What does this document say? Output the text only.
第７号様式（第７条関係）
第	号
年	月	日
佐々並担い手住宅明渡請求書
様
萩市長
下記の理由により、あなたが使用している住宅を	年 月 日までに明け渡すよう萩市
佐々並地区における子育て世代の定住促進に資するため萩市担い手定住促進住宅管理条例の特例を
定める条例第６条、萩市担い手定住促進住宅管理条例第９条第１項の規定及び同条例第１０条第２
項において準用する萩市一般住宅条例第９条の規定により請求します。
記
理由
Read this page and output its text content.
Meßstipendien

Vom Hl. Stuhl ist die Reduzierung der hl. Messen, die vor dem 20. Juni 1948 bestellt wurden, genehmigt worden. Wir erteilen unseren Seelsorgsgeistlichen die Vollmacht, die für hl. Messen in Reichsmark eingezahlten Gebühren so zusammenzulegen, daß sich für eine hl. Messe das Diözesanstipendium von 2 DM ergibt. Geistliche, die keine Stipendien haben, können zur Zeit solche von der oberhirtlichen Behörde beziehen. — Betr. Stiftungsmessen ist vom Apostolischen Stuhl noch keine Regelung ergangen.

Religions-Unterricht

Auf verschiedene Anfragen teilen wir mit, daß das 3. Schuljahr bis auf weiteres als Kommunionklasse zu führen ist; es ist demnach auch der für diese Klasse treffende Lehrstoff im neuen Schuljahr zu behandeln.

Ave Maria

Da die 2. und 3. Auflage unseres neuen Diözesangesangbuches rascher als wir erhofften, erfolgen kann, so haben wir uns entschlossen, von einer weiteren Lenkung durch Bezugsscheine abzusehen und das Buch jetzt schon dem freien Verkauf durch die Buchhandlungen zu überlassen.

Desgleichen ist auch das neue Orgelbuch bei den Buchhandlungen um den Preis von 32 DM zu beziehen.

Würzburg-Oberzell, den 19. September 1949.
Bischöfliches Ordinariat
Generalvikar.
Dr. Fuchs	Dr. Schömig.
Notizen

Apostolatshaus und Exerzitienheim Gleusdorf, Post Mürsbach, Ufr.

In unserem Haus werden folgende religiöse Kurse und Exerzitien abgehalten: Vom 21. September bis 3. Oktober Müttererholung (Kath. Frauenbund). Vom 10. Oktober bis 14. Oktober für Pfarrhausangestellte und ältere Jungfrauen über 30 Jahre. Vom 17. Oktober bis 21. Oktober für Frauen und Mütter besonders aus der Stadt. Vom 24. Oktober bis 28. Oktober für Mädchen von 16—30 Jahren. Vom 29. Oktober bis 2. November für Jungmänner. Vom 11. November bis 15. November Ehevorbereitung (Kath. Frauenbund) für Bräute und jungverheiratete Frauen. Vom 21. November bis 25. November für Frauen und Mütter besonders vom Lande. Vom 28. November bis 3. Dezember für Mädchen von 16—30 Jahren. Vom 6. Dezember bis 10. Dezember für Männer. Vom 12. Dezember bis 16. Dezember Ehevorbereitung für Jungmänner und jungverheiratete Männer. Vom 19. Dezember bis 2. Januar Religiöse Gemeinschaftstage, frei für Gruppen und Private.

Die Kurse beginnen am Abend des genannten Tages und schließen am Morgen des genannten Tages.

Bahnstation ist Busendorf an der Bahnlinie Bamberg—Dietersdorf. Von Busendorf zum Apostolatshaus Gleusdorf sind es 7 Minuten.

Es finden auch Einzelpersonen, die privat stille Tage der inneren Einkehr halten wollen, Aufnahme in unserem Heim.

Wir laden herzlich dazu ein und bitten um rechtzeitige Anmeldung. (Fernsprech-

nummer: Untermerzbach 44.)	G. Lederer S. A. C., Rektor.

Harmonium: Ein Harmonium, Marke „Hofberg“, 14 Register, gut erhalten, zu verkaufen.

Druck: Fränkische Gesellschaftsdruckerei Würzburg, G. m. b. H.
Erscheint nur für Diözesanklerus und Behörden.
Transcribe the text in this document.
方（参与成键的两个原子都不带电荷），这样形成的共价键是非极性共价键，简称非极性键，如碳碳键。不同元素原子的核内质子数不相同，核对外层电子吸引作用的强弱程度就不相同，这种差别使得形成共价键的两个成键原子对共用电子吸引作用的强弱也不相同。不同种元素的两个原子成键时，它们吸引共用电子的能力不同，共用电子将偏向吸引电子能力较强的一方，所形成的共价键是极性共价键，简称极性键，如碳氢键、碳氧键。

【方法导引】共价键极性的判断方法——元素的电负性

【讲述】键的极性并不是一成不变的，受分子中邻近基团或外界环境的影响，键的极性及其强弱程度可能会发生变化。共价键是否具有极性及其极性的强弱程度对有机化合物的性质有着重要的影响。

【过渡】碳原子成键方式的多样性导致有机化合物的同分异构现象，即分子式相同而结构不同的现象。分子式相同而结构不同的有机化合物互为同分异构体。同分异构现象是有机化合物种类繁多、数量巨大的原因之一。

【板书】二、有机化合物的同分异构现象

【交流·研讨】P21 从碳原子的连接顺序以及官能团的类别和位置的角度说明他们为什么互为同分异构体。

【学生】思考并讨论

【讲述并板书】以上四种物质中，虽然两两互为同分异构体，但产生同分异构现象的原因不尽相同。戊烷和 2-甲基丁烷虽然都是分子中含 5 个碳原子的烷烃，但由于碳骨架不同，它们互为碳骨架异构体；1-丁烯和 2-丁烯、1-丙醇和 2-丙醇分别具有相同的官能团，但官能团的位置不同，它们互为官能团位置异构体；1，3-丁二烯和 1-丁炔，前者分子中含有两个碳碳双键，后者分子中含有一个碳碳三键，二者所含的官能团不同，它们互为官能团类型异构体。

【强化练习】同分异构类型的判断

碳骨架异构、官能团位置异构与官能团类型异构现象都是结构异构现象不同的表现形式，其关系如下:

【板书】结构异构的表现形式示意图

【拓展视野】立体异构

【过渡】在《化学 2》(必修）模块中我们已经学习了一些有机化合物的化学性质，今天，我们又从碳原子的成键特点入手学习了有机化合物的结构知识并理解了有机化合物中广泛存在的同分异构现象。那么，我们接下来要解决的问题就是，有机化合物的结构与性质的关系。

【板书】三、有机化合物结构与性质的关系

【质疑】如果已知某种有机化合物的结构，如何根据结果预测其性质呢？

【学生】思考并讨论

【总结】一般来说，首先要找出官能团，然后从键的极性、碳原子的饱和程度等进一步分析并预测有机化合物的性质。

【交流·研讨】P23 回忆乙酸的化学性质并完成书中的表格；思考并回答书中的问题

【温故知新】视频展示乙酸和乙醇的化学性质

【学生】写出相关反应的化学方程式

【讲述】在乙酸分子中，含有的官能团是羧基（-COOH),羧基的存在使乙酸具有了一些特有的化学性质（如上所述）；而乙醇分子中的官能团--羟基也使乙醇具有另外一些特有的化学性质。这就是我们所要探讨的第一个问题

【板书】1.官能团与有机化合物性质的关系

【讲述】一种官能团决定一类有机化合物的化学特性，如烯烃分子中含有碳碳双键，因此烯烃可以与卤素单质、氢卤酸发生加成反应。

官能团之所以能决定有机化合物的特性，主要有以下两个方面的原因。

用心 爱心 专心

* * * * *

• [Instructions to follow]: Write out all the lines again, exactly as they are.

• [Response below]:
What does this document say? Output the text only.
第７号様式（第７条関係）
第	号
年	月	日
佐々並担い手住宅明渡請求書
様
萩市長
下記の理由により、あなたが使用している住宅を	年 月 日までに明け渡すよう萩市
佐々並地区における子育て世代の定住促進に資するため萩市担い手定住促進住宅管理条例の特例を
定める条例第６条、萩市担い手定住促進住宅管理条例第９条第１項の規定及び同条例第１０条第２
項において準用する萩市一般住宅条例第９条の規定により請求します。
記
理由
Read this page and output its text content.
Meßstipendien

Vom Hl. Stuhl ist die Reduzierung der hl. Messen, die vor dem 20. Juni 1948 bestellt wurden, genehmigt worden. Wir erteilen unseren Seelsorgsgeistlichen die Vollmacht, die für hl. Messen in Reichsmark eingezahlten Gebühren so zusammenzulegen, daß sich für eine hl. Messe das Diözesanstipendium von 2 DM ergibt. Geistliche, die keine Stipendien haben, können zur Zeit solche von der oberhirtlichen Behörde beziehen. — Betr. Stiftungsmessen ist vom Apostolischen Stuhl noch keine Regelung ergangen.

Religions-Unterricht

Auf verschiedene Anfragen teilen wir mit, daß das 3. Schuljahr bis auf weiteres als Kommunionklasse zu führen ist; es ist demnach auch der für diese Klasse treffende Lehrstoff im neuen Schuljahr zu behandeln.

Ave Maria

Da die 2. und 3. Auflage unseres neuen Diözesangesangbuches rascher als wir erhofften, erfolgen kann, so haben wir uns entschlossen, von einer weiteren Lenkung durch Bezugsscheine abzusehen und das Buch jetzt schon dem freien Verkauf durch die Buchhandlungen zu überlassen.

Desgleichen ist auch das neue Orgelbuch bei den Buchhandlungen um den Preis von 32 DM zu beziehen.

Würzburg-Oberzell, den 19. September 1949.
Bischöfliches Ordinariat
Generalvikar.
Dr. Fuchs	Dr. Schömig.
Notizen

Apostolatshaus und Exerzitienheim Gleusdorf, Post Mürsbach, Ufr.

In unserem Haus werden folgende religiöse Kurse und Exerzitien abgehalten: Vom 21. September bis 3. Oktober Müttererholung (Kath. Frauenbund). Vom 10. Oktober bis 14. Oktober für Pfarrhausangestellte und ältere Jungfrauen über 30 Jahre. Vom 17. Oktober bis 21. Oktober für Frauen und Mütter besonders aus der Stadt. Vom 24. Oktober bis 28. Oktober für Mädchen von 16—30 Jahren. Vom 29. Oktober bis 2. November für Jungmänner. Vom 11. November bis 15. November Ehevorbereitung (Kath. Frauenbund) für Bräute und jungverheiratete Frauen. Vom 21. November bis 25. November für Frauen und Mütter besonders vom Lande. Vom 28. November bis 3. Dezember für Mädchen von 16—30 Jahren. Vom 6. Dezember bis 10. Dezember für Männer. Vom 12. Dezember bis 16. Dezember Ehevorbereitung für Jungmänner und jungverheiratete Männer. Vom 19. Dezember bis 2. Januar Religiöse Gemeinschaftstage, frei für Gruppen und Private.

Die Kurse beginnen am Abend des genannten Tages und schließen am Morgen des genannten Tages.

Bahnstation ist Busendorf an der Bahnlinie Bamberg—Dietersdorf. Von Busendorf zum Apostolatshaus Gleusdorf sind es 7 Minuten.

Es finden auch Einzelpersonen, die privat stille Tage der inneren Einkehr halten wollen, Aufnahme in unserem Heim.

Wir laden herzlich dazu ein und bitten um rechtzeitige Anmeldung. (Fernsprech-

nummer: Untermerzbach 44.)	G. Lederer S. A. C., Rektor.

Harmonium: Ein Harmonium, Marke „Hofberg“, 14 Register, gut erhalten, zu verkaufen.

Druck: Fränkische Gesellschaftsdruckerei Würzburg, G. m. b. H.
Erscheint nur für Diözesanklerus und Behörden.
Transcribe the text in this document.
方（参与成键的两个原子都不带电荷），这样形成的共价键是非极性共价键，简称非极性键，如碳碳键。不同元素原子的核内质子数不相同，核对外层电子吸引作用的强弱程度就不相同，这种差别使得形成共价键的两个成键原子对共用电子吸引作用的强弱也不相同。不同种元素的两个原子成键时，它们吸引共用电子的能力不同，共用电子将偏向吸引电子能力较强的一方，所形成的共价键是极性共价键，简称极性键，如碳氢键、碳氧键。

【方法导引】共价键极性的判断方法——元素的电负性

【讲述】键的极性并不是一成不变的，受分子中邻近基团或外界环境的影响，键的极性及其强弱程度可能会发生变化。共价键是否具有极性及其极性的强弱程度对有机化合物的性质有着重要的影响。

【过渡】碳原子成键方式的多样性导致有机化合物的同分异构现象，即分子式相同而结构不同的现象。分子式相同而结构不同的有机化合物互为同分异构体。同分异构现象是有机化合物种类繁多、数量巨大的原因之一。

【板书】二、有机化合物的同分异构现象

【交流·研讨】P21 从碳原子的连接顺序以及官能团的类别和位置的角度说明他们为什么互为同分异构体。

【学生】思考并讨论

【讲述并板书】以上四种物质中，虽然两两互为同分异构体，但产生同分异构现象的原因不尽相同。戊烷和 2-甲基丁烷虽然都是分子中含 5 个碳原子的烷烃，但由于碳骨架不同，它们互为碳骨架异构体；1-丁烯和 2-丁烯、1-丙醇和 2-丙醇分别具有相同的官能团，但官能团的位置不同，它们互为官能团位置异构体；1，3-丁二烯和 1-丁炔，前者分子中含有两个碳碳双键，后者分子中含有一个碳碳三键，二者所含的官能团不同，它们互为官能团类型异构体。

【强化练习】同分异构类型的判断

碳骨架异构、官能团位置异构与官能团类型异构现象都是结构异构现象不同的表现形式，其关系如下:

【板书】结构异构的表现形式示意图

【拓展视野】立体异构

【过渡】在《化学 2》(必修）模块中我们已经学习了一些有机化合物的化学性质，今天，我们又从碳原子的成键特点入手学习了有机化合物的结构知识并理解了有机化合物中广泛存在的同分异构现象。那么，我们接下来要解决的问题就是，有机化合物的结构与性质的关系。

【板书】三、有机化合物结构与性质的关系

【质疑】如果已知某种有机化合物的结构，如何根据结果预测其性质呢？

【学生】思考并讨论

【总结】一般来说，首先要找出官能团，然后从键的极性、碳原子的饱和程度等进一步分析并预测有机化合物的性质。

【交流·研讨】P23 回忆乙酸的化学性质并完成书中的表格；思考并回答书中的问题

【温故知新】视频展示乙酸和乙醇的化学性质

【学生】写出相关反应的化学方程式

【讲述】在乙酸分子中，含有的官能团是羧基（-COOH),羧基的存在使乙酸具有了一些特有的化学性质（如上所述）；而乙醇分子中的官能团--羟基也使乙醇具有另外一些特有的化学性质。这就是我们所要探讨的第一个问题

【板书】1.官能团与有机化合物性质的关系

【讲述】一种官能团决定一类有机化合物的化学特性，如烯烃分子中含有碳碳双键，因此烯烃可以与卤素单质、氢卤酸发生加成反应。

官能团之所以能决定有机化合物的特性，主要有以下两个方面的原因。

用心 爱心 专心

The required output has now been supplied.